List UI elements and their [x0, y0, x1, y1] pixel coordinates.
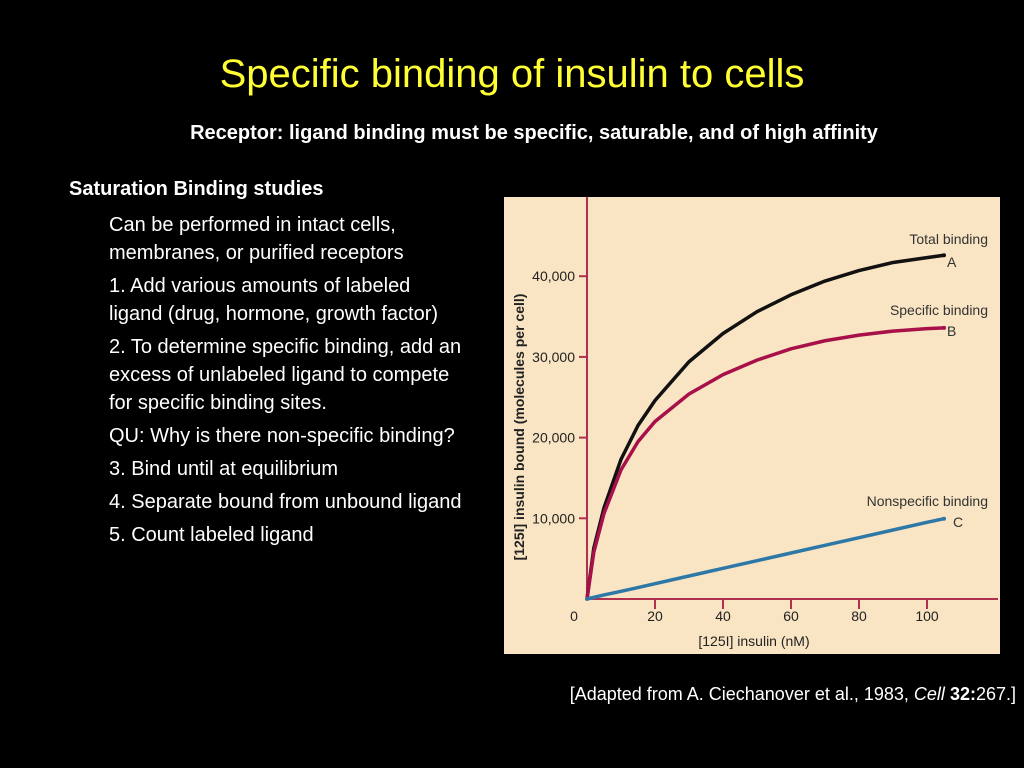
binding-chart: [125I] insulin bound (molecules per cell…: [504, 197, 1000, 654]
series-point: [942, 325, 946, 330]
x-tick-label: 60: [783, 608, 799, 624]
series-label: Nonspecific binding: [867, 493, 988, 509]
series-line: [585, 326, 946, 601]
x-axis-label: [125I] insulin (nM): [698, 633, 809, 649]
series-line: [585, 516, 946, 601]
bullet-item: 5. Count labeled ligand: [109, 524, 314, 546]
y-tick-label: 20,000: [532, 430, 575, 446]
series-point: [942, 253, 946, 258]
slide-title: Specific binding of insulin to cells: [219, 52, 805, 96]
series-line: [585, 253, 946, 601]
y-tick-label: 10,000: [532, 510, 575, 526]
series-point: [942, 516, 946, 521]
bullet-item: 4. Separate bound from unbound ligand: [109, 491, 462, 513]
y-tick-label: 40,000: [532, 268, 575, 284]
series-marker-label: C: [953, 514, 963, 530]
caption-prefix: [Adapted from A. Ciechanover et al., 198…: [569, 684, 914, 704]
bullet-item: 2. To determine specific binding, add an…: [109, 336, 462, 414]
y-axis-label: [125I] insulin bound (molecules per cell…: [511, 294, 527, 561]
bullet-item: 1. Add various amounts of labeled ligand…: [109, 275, 439, 325]
caption-journal: Cell: [913, 684, 945, 704]
slide-subtitle: Receptor: ligand binding must be specifi…: [190, 122, 878, 144]
bullet-list: Can be performed in intact cells, membra…: [109, 211, 469, 554]
series-marker-label: B: [947, 323, 956, 339]
y-tick-label: 30,000: [532, 349, 575, 365]
source-caption: [Adapted from A. Ciechanover et al., 198…: [570, 684, 1016, 705]
caption-suffix: 267.]: [975, 684, 1016, 704]
series-label: Total binding: [909, 231, 988, 247]
x-tick-label: 80: [851, 608, 867, 624]
caption-volume: 32:: [949, 684, 976, 704]
bullet-item: Can be performed in intact cells, membra…: [109, 214, 404, 264]
bullet-item: QU: Why is there non-specific binding?: [109, 425, 455, 447]
y-tick-label: 0: [570, 608, 578, 624]
x-tick-label: 100: [915, 608, 939, 624]
series-marker-label: A: [947, 254, 957, 270]
section-heading: Saturation Binding studies: [69, 178, 324, 200]
series-label: Specific binding: [890, 302, 988, 318]
binding-chart-svg: [125I] insulin bound (molecules per cell…: [511, 197, 998, 649]
x-tick-label: 40: [715, 608, 731, 624]
x-tick-label: 20: [647, 608, 663, 624]
bullet-item: 3. Bind until at equilibrium: [109, 458, 339, 480]
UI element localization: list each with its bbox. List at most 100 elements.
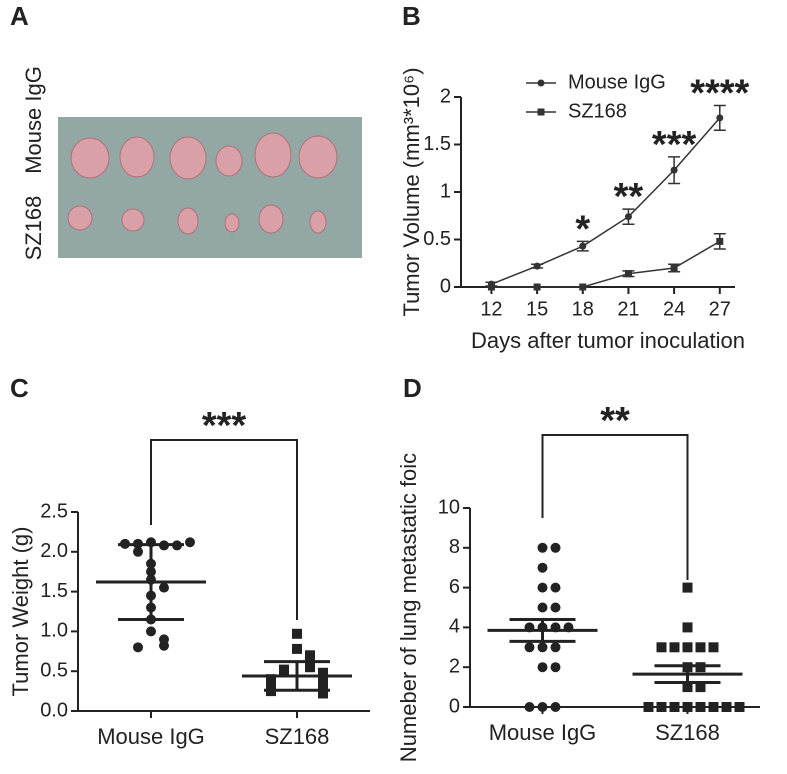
y-tick-label: 4 (449, 616, 460, 638)
y-tick-label: 0 (440, 275, 451, 297)
marker (537, 542, 548, 553)
marker (550, 602, 561, 613)
marker (537, 642, 548, 653)
y-axis-label: Numeber of lung metastatic foic (396, 453, 421, 762)
marker (279, 666, 289, 677)
panel-letter: B (402, 1, 421, 31)
x-tick-label: Mouse IgG (489, 720, 597, 745)
tumor (177, 207, 199, 235)
marker (643, 702, 654, 712)
significance: ** (600, 400, 630, 442)
panel-letter: C (10, 373, 29, 403)
marker (550, 662, 561, 673)
marker (537, 662, 548, 673)
marker (159, 582, 169, 593)
row-label: SZ168 (21, 196, 46, 261)
y-tick-label: 2.0 (40, 540, 68, 562)
tumor (67, 205, 93, 231)
marker (537, 79, 545, 87)
error-bar (264, 660, 330, 692)
y-tick-label: 8 (449, 536, 460, 558)
marker (537, 108, 545, 116)
marker (716, 114, 724, 122)
marker (524, 702, 535, 712)
marker (487, 283, 495, 291)
tumor (121, 208, 145, 232)
marker (318, 682, 328, 693)
tumor (298, 135, 338, 179)
marker (185, 537, 195, 548)
marker (533, 262, 541, 270)
marker (318, 688, 328, 699)
marker (292, 643, 302, 654)
row-label: Mouse IgG (21, 66, 46, 174)
marker (133, 546, 143, 557)
x-tick-label: 24 (663, 298, 685, 320)
marker (624, 213, 632, 221)
x-axis-label: Days after tumor inoculation (471, 328, 745, 353)
marker (318, 672, 328, 683)
significance: *** (652, 124, 697, 166)
significance: *** (202, 405, 247, 447)
tumor (224, 213, 240, 233)
tumor (70, 137, 110, 179)
tumor (254, 132, 292, 178)
marker (670, 166, 678, 174)
marker (537, 582, 548, 593)
y-tick-label: 10 (438, 496, 460, 518)
y-tick-label: 2 (440, 85, 451, 107)
marker (624, 270, 632, 278)
marker (550, 702, 561, 712)
marker (669, 702, 680, 712)
marker (550, 582, 561, 593)
bracket (541, 434, 689, 580)
y-tick-label: 1.5 (423, 133, 451, 155)
x-tick-label: 12 (480, 298, 502, 320)
marker (721, 702, 732, 712)
x-tick-label: 21 (617, 298, 639, 320)
marker (716, 237, 724, 245)
y-tick-label: 2.5 (40, 500, 68, 522)
marker (695, 682, 706, 693)
marker (695, 642, 706, 653)
y-tick-label: 1 (440, 180, 451, 202)
marker (682, 682, 693, 693)
y-tick-label: 6 (449, 576, 460, 598)
marker (682, 642, 693, 653)
marker (533, 283, 541, 291)
panel-letter: A (10, 1, 29, 31)
panel-letter: D (403, 373, 422, 403)
marker (305, 650, 315, 661)
marker (133, 642, 143, 653)
x-tick-label: 18 (572, 298, 594, 320)
error-bar (509, 617, 576, 643)
marker (159, 640, 169, 651)
tumor (258, 204, 284, 234)
marker (682, 582, 693, 593)
y-axis-label: Tumor Volume (mm³*10⁶) (399, 67, 424, 316)
x-tick-label: SZ168 (655, 720, 720, 745)
x-tick-label: 27 (709, 298, 731, 320)
marker (708, 702, 719, 712)
y-tick-label: 1.0 (40, 620, 68, 642)
y-tick-label: 0 (449, 695, 460, 717)
marker (146, 626, 156, 637)
significance: * (575, 208, 590, 250)
marker (537, 702, 548, 712)
marker (682, 622, 693, 633)
x-tick-label: Mouse IgG (97, 724, 205, 749)
tumor (215, 145, 243, 177)
tumor (309, 210, 327, 234)
marker (537, 602, 548, 613)
marker (734, 702, 745, 712)
y-tick-label: 2 (449, 655, 460, 677)
significance: ** (614, 176, 644, 218)
tumor (169, 136, 207, 180)
marker (656, 702, 667, 712)
marker (682, 702, 693, 712)
marker (656, 642, 667, 653)
bracket (150, 439, 298, 620)
marker (670, 264, 678, 272)
series-line (491, 117, 721, 285)
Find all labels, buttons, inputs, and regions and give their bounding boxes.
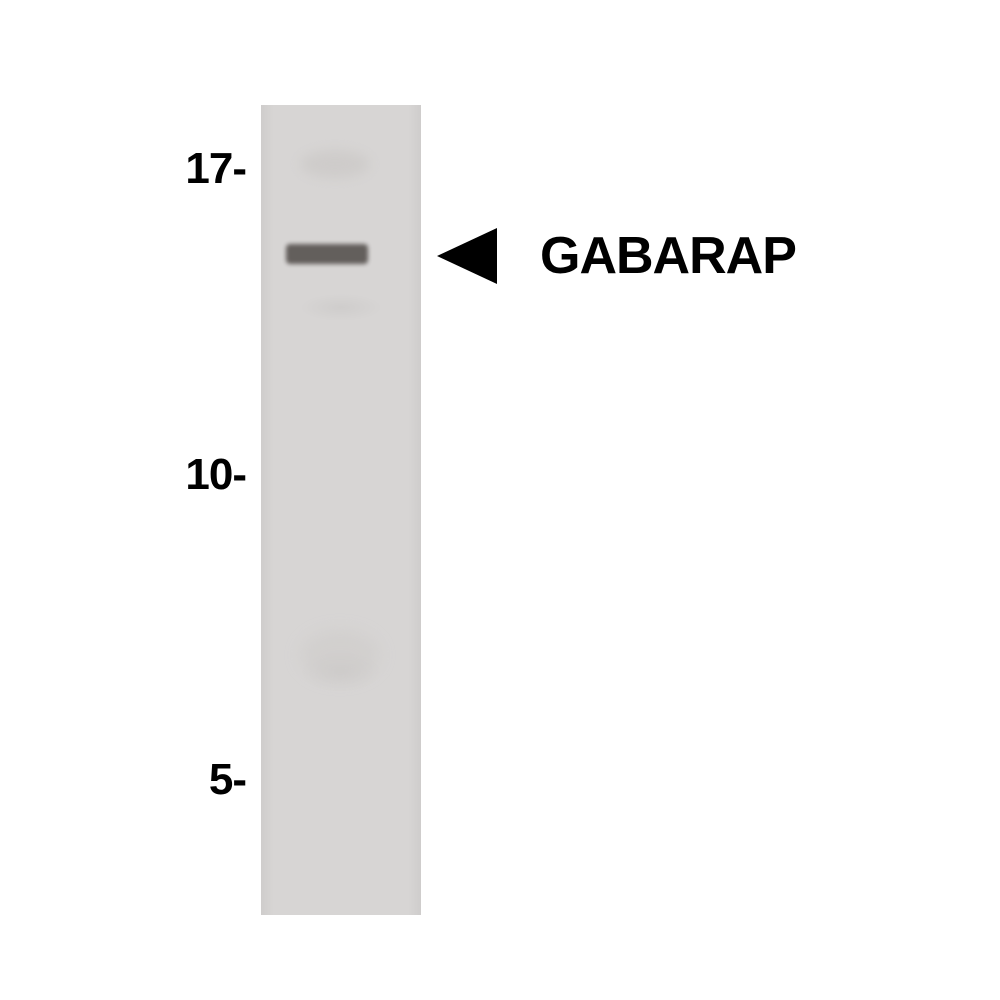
protein-label: GABARAP (540, 226, 796, 286)
mw-marker-17: 17- (151, 144, 246, 194)
mw-marker-5: 5- (151, 755, 246, 805)
blot-lane (261, 105, 421, 915)
protein-band (286, 244, 368, 264)
band-arrow-icon (437, 228, 497, 284)
lane-smudge-1 (300, 150, 370, 178)
lane-smudge-2 (300, 630, 380, 680)
mw-marker-10: 10- (151, 450, 246, 500)
blot-canvas: 17- 10- 5- GABARAP (0, 0, 1000, 1000)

□ □ □

## TASK REQUIREMENTS
Once the line holding "Find all labels, buttons, inputs, and" is found, set down that line and every line after it, exactly, through the last line of the records above, omitting pictures.

## COMPLETED TASK
Find all labels, buttons, inputs, and regions and give their bounding boxes.
protein-label: GABARAP (540, 226, 796, 286)
mw-marker-17: 17- (151, 144, 246, 194)
mw-marker-5: 5- (151, 755, 246, 805)
blot-lane (261, 105, 421, 915)
protein-band (286, 244, 368, 264)
band-arrow-icon (437, 228, 497, 284)
lane-smudge-1 (300, 150, 370, 178)
lane-smudge-2 (300, 630, 380, 680)
mw-marker-10: 10- (151, 450, 246, 500)
blot-canvas: 17- 10- 5- GABARAP (0, 0, 1000, 1000)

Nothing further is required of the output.